::: Exercise data :::
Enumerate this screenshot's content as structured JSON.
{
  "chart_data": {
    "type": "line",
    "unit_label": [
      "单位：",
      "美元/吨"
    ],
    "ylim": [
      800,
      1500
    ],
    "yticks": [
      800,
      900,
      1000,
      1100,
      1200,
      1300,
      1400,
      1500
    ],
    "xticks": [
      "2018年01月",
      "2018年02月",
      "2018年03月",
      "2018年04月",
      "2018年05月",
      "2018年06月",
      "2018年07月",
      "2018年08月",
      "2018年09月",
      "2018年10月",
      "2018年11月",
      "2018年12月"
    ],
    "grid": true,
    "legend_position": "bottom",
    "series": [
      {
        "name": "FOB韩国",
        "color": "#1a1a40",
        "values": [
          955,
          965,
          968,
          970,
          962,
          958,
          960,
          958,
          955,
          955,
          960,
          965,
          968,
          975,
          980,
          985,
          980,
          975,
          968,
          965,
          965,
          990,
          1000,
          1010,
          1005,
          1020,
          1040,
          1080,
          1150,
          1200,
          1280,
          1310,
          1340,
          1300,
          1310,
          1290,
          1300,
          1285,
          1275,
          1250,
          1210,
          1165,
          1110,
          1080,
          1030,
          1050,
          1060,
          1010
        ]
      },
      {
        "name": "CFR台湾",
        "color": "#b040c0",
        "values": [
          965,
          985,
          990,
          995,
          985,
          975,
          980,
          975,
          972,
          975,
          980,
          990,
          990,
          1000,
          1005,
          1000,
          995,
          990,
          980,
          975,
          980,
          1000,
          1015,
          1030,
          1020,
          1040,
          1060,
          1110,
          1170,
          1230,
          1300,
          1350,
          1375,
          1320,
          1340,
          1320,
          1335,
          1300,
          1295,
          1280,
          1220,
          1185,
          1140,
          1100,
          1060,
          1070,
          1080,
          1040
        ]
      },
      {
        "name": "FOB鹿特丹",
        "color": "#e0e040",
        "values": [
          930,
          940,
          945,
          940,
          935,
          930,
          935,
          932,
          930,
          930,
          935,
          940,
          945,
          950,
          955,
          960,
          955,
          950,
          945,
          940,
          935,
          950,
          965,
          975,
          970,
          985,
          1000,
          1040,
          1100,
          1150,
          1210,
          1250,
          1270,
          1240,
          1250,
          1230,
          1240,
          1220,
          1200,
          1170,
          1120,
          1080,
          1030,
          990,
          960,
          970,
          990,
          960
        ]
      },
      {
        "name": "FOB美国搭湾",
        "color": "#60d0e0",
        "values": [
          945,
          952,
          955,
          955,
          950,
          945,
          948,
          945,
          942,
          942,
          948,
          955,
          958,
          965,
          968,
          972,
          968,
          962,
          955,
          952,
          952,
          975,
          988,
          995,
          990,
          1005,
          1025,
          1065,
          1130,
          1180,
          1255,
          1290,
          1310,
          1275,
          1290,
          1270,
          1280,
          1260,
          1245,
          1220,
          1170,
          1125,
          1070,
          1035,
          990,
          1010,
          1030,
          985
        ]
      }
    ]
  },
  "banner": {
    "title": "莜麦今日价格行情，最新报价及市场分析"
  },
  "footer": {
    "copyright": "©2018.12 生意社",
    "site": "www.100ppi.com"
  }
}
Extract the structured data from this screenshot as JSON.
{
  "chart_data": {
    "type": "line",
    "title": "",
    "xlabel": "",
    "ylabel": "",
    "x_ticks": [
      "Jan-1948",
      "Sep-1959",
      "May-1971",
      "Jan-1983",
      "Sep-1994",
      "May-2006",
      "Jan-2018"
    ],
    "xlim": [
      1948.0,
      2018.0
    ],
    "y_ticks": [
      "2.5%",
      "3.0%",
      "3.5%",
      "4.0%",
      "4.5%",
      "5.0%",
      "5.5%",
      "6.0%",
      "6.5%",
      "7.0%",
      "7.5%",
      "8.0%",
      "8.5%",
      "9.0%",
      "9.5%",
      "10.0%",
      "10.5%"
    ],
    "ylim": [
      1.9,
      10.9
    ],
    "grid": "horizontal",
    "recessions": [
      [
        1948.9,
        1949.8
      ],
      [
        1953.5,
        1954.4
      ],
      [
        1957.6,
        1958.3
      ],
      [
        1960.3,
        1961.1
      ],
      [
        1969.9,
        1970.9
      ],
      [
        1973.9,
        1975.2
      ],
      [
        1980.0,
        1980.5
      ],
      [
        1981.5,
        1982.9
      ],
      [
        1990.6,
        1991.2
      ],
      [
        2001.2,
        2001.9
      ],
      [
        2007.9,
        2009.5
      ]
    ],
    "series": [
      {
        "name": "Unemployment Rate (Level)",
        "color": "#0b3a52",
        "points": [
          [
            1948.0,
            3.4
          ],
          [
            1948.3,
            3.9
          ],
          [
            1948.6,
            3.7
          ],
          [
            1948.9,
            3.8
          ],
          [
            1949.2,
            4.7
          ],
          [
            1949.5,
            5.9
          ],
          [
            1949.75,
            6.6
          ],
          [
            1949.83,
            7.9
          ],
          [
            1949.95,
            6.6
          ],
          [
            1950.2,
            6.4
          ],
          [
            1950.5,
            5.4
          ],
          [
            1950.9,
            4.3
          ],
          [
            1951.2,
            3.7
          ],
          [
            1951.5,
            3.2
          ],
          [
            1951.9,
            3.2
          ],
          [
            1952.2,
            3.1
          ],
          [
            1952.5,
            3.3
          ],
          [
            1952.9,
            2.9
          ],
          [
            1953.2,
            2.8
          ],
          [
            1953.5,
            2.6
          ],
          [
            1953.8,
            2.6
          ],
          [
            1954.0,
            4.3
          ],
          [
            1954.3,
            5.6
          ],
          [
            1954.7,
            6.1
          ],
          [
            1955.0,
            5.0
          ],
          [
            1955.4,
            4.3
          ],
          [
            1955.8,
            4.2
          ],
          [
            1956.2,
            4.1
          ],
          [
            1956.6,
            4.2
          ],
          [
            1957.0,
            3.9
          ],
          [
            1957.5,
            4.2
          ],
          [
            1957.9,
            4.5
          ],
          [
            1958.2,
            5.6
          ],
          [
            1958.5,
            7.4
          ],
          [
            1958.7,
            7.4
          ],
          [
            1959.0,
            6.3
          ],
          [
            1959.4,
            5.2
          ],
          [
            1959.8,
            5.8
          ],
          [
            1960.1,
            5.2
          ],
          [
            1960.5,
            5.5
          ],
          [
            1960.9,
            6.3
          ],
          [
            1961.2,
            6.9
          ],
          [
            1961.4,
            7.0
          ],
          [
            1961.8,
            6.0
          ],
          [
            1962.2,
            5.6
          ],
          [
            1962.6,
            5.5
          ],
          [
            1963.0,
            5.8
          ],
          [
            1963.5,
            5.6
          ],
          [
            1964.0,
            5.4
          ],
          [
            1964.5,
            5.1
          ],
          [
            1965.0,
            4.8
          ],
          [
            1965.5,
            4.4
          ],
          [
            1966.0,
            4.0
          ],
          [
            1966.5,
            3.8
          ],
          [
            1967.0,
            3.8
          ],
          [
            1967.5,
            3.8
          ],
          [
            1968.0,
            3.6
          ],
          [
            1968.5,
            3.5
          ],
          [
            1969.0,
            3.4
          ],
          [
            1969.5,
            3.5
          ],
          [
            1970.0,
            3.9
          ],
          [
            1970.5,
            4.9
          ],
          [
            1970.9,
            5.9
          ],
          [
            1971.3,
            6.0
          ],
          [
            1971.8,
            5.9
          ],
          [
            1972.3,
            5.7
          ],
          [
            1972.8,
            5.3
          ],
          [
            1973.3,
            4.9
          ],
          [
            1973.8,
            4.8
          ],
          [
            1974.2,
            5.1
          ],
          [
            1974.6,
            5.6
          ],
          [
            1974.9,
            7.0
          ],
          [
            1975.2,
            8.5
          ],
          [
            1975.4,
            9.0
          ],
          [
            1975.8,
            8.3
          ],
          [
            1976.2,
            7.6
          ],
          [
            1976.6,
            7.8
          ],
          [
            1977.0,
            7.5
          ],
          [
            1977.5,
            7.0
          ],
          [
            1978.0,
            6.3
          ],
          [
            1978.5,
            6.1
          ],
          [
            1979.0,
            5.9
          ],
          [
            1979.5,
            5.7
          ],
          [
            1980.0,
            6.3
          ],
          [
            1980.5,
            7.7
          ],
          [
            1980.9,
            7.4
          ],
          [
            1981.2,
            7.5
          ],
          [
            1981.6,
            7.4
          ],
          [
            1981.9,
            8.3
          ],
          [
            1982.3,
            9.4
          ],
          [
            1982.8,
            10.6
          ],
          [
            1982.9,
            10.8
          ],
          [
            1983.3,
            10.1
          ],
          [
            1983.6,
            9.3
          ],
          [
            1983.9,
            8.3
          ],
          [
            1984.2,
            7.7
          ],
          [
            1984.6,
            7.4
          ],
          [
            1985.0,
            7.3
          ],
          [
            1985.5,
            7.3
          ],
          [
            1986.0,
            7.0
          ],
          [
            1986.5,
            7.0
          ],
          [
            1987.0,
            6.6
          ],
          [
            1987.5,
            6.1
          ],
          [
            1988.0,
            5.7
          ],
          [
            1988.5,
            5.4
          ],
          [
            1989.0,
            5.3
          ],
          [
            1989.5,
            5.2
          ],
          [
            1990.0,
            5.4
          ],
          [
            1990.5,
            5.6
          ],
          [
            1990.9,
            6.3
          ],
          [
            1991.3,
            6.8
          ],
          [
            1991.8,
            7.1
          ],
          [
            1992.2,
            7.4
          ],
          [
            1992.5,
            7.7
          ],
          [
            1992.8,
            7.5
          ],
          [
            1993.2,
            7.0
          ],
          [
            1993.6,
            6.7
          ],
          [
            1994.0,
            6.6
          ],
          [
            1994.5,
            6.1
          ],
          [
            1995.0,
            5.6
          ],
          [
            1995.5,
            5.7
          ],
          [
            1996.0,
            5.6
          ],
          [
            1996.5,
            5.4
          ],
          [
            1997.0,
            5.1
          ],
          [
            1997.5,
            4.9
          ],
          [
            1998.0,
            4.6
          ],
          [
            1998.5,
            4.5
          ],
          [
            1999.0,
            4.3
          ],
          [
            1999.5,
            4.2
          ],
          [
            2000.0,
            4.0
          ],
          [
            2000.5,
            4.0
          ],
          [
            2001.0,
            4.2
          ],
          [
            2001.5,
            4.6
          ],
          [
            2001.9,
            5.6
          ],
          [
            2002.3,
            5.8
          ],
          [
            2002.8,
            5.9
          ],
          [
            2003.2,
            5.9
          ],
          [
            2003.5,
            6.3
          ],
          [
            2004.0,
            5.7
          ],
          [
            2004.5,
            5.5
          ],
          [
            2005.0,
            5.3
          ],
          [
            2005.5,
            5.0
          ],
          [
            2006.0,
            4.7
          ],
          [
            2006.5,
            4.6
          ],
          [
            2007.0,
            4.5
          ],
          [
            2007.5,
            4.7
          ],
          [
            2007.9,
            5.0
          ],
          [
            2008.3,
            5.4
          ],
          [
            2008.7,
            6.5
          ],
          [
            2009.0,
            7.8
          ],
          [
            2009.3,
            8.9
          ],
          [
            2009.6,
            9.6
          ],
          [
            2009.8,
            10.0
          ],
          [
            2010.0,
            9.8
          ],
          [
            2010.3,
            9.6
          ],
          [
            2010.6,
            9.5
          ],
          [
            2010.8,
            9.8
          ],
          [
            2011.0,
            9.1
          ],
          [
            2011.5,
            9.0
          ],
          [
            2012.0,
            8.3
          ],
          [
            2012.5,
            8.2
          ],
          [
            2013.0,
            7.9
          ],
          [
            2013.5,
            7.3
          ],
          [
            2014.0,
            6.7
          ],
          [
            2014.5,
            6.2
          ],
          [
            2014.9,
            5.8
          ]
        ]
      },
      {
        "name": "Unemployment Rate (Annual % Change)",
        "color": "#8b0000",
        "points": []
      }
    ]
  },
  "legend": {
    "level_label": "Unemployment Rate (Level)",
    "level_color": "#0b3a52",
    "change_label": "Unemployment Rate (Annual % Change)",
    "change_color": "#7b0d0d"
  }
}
:::
::: Exercise data :::
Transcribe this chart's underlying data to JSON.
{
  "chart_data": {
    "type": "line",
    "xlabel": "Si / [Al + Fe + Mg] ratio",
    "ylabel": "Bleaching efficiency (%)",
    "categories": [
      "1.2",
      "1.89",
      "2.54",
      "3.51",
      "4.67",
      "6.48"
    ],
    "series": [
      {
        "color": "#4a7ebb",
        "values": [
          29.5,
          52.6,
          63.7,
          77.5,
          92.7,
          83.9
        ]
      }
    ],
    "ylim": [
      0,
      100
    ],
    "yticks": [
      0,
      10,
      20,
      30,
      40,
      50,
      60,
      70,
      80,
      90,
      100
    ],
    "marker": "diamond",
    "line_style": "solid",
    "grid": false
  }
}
:::
◆ **Request**: Search the entries for the word "name" and gather every line where it appears.

◆ **Response to this exercise**:
        "name": "FOB韩国",
        "name": "CFR台湾",
        "name": "FOB鹿特丹",
        "name": "FOB美国搭湾",
        "name": "Unemployment Rate (Level)",
        "name": "Unemployment Rate (Annual % Change)",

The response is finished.